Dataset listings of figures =
——————————

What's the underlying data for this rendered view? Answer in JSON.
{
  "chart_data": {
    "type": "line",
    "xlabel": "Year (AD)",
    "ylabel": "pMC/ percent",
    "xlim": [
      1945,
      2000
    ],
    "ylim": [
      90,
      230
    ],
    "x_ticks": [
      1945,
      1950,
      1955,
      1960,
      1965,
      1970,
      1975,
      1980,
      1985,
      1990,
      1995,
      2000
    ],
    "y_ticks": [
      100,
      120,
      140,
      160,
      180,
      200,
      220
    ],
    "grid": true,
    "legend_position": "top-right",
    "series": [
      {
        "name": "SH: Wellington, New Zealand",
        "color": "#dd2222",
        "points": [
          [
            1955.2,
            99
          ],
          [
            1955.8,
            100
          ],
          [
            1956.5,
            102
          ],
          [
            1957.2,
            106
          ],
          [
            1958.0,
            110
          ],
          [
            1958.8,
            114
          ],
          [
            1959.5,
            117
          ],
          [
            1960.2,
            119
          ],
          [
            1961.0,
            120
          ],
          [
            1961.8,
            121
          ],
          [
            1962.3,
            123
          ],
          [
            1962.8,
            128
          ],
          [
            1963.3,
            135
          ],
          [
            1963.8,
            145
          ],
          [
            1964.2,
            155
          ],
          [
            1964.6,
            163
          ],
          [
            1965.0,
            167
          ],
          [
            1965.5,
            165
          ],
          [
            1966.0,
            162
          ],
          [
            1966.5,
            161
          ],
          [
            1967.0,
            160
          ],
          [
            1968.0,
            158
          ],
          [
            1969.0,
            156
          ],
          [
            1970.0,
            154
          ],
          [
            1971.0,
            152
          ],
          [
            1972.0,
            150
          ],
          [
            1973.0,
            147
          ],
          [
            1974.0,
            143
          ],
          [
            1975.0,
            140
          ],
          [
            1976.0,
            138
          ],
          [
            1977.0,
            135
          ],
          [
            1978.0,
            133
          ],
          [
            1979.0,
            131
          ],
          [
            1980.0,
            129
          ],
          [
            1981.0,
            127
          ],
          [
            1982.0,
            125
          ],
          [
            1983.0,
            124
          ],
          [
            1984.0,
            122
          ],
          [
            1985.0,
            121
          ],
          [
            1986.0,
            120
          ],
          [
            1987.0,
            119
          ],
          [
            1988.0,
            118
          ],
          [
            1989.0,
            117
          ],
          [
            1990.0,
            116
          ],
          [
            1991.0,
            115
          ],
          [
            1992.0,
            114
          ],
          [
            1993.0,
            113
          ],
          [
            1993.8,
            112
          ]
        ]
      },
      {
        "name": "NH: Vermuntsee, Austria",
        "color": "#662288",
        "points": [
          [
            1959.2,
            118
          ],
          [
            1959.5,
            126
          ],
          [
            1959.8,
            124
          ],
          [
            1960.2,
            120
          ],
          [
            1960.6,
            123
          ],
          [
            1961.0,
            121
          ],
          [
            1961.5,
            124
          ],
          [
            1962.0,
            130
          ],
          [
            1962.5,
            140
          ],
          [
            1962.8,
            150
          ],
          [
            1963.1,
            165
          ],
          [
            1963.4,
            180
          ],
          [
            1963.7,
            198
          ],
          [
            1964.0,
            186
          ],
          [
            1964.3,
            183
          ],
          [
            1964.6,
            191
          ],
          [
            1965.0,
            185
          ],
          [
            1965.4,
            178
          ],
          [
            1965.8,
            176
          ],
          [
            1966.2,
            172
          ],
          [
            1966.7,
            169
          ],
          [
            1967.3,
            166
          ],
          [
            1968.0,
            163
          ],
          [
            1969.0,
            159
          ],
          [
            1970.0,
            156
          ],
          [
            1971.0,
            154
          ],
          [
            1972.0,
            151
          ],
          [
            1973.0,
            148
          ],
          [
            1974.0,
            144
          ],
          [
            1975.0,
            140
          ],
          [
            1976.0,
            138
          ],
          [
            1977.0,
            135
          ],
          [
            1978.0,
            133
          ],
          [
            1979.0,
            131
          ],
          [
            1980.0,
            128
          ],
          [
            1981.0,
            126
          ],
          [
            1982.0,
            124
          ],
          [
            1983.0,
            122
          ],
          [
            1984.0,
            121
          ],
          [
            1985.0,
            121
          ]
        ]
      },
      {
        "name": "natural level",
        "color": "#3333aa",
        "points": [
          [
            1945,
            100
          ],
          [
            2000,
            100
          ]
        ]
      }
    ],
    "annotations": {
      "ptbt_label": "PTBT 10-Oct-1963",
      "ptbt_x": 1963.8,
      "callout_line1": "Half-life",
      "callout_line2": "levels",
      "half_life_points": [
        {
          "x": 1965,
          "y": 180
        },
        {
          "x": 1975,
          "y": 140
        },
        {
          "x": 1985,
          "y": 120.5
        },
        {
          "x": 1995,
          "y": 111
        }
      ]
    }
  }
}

——————————

SET TASK = Pull out every line of the records above that contains the word "color".

SOLUTION TO THIS EXERCISE =
        "color": "#dd2222",
        "color": "#662288",
        "color": "#3333aa",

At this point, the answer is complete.